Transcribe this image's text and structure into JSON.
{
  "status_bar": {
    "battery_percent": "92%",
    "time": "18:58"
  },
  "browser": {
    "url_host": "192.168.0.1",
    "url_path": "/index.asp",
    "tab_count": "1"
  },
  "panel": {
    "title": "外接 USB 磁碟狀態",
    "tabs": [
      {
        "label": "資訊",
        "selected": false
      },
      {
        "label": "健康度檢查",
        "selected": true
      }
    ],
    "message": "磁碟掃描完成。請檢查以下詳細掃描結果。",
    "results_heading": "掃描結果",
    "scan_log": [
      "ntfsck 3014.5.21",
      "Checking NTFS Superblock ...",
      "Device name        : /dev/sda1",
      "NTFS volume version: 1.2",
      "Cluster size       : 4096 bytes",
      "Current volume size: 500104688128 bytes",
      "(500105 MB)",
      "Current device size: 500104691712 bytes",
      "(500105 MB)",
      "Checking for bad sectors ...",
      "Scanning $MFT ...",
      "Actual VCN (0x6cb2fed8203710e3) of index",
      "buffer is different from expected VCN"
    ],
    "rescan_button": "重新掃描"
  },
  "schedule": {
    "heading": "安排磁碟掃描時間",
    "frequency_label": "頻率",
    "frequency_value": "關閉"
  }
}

## WORK REQUIRED
Identify each line holding the string "Current", and copy it out.

## RESPONSE
      "Current volume size: 500104688128 bytes",
      "Current device size: 500104691712 bytes",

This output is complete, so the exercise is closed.